## Working data
»»
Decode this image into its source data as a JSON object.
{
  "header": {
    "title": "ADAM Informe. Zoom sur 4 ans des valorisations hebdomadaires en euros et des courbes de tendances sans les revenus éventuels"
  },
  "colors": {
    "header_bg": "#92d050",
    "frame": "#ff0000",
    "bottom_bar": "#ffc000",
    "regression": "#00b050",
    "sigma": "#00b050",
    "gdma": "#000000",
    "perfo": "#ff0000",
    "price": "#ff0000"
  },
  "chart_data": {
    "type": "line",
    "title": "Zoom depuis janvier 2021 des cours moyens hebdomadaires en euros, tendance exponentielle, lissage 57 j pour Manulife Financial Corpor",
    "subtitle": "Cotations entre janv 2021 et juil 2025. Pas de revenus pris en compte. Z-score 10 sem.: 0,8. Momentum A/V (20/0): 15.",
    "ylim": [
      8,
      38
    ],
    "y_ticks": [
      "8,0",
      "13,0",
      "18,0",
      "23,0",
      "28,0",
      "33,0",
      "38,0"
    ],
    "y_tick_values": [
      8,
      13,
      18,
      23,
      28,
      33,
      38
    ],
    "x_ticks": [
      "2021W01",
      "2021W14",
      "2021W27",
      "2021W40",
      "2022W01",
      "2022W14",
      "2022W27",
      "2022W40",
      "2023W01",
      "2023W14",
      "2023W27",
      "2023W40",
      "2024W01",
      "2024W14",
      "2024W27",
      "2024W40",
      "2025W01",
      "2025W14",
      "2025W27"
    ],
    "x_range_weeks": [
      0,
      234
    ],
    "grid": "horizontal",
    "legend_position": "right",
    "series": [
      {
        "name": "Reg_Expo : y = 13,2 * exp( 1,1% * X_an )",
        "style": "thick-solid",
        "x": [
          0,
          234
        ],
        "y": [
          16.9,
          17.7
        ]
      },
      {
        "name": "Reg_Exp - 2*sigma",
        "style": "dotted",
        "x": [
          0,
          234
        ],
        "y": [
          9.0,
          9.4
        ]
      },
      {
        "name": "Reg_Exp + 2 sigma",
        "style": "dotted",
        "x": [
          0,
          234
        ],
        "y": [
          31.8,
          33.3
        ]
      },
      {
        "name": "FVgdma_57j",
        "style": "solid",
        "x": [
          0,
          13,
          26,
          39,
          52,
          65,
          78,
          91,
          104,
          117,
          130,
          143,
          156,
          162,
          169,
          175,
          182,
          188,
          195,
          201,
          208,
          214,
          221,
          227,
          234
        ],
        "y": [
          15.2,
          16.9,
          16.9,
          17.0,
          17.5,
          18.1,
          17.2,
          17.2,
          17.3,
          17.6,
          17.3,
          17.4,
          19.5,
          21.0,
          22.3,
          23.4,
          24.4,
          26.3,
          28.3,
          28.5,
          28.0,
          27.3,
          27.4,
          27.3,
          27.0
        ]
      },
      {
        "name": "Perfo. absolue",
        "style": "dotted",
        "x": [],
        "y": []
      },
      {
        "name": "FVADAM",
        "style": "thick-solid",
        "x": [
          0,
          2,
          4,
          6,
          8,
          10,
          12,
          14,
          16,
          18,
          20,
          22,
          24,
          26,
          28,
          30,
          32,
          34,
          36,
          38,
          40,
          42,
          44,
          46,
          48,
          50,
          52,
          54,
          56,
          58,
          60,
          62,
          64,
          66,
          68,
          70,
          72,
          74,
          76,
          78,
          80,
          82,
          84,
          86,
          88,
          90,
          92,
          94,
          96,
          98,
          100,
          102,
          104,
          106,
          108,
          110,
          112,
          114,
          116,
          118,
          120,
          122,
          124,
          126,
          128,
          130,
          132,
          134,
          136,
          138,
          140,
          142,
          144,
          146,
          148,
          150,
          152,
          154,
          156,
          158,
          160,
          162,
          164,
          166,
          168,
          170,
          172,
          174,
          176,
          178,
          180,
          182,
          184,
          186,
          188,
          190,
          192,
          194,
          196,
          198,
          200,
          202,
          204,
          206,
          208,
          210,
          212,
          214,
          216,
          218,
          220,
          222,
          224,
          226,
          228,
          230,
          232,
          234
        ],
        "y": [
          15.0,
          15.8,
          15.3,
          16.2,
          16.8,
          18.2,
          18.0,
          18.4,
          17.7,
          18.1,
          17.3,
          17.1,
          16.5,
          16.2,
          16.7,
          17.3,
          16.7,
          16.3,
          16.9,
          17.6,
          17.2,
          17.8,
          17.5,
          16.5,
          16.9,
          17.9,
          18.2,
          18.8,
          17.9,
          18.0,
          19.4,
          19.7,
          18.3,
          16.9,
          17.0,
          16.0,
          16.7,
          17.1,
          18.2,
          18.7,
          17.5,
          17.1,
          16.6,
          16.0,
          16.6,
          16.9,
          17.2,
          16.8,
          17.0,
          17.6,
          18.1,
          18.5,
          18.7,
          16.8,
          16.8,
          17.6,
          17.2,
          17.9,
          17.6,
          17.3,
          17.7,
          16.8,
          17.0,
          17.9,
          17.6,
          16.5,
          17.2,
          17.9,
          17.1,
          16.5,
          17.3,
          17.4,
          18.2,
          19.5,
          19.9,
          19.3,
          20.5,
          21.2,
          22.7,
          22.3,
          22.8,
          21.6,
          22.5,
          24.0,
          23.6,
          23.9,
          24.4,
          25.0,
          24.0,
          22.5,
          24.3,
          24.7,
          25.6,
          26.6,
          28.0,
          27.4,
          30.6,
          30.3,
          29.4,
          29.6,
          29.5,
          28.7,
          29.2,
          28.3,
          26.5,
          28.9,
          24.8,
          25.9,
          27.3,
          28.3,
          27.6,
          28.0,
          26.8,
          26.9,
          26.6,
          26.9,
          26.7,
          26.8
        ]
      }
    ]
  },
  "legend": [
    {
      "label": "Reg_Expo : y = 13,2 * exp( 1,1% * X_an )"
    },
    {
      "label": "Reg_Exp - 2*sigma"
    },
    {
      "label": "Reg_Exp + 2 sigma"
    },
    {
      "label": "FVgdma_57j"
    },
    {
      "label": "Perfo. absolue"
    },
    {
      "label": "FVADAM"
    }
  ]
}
««
## Work to complete
State how many lines of the records above contain the word "sigma", giving only that number.

## Result of this task
5